TASK GOAL:
Filter the data for lines with the word "flip", then copy every line so identified.

EXTRACTED INFORMATION:

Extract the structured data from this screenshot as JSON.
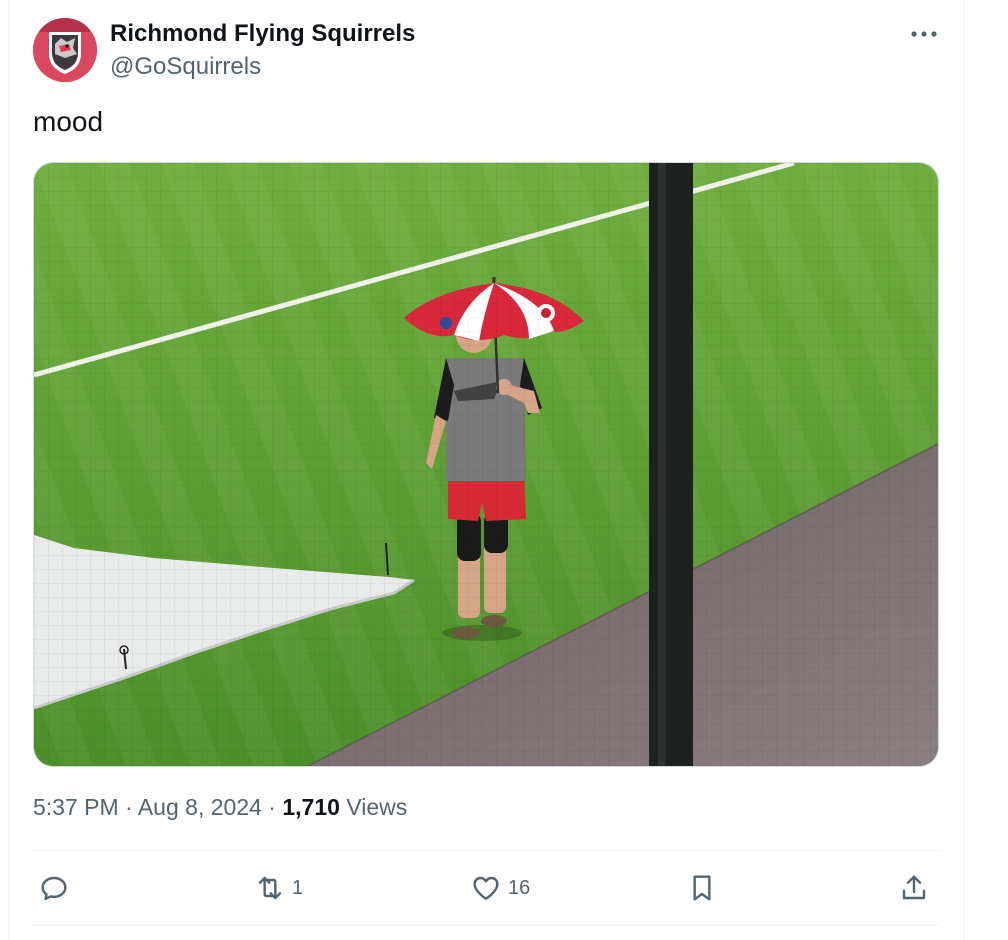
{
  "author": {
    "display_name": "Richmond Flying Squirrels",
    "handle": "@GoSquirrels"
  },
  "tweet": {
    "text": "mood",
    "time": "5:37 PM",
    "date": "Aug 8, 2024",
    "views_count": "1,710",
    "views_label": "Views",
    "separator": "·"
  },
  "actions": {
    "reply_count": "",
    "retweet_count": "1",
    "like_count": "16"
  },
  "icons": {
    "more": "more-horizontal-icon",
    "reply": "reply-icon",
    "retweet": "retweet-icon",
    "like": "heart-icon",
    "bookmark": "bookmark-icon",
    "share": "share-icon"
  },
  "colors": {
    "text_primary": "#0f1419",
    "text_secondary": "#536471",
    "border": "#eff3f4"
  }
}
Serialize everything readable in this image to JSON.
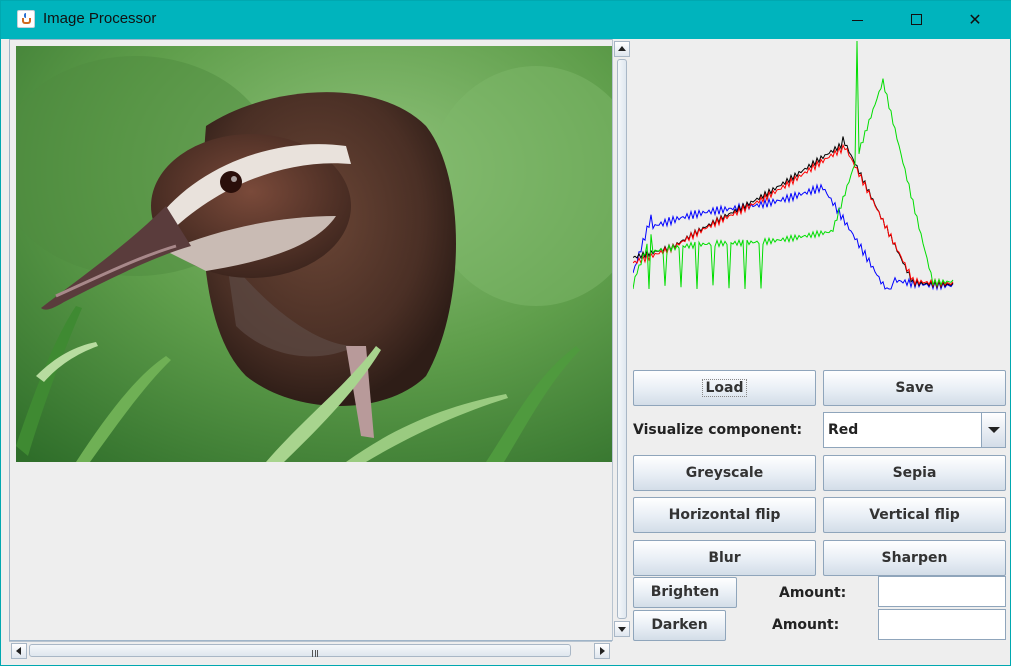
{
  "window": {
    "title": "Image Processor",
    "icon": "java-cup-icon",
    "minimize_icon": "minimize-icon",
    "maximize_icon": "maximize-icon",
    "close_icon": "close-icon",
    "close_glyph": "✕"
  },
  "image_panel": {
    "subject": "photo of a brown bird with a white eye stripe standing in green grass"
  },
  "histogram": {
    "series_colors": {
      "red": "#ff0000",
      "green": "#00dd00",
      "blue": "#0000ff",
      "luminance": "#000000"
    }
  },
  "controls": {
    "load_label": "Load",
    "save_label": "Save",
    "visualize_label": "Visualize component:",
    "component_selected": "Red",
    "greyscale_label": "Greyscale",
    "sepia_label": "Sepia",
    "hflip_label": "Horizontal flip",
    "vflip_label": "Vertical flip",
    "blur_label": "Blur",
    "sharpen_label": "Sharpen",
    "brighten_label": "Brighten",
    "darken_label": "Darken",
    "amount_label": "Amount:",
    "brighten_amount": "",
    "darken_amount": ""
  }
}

EXPECTED ANSWER:
    "hflip_label": "Horizontal flip",
    "vflip_label": "Vertical flip",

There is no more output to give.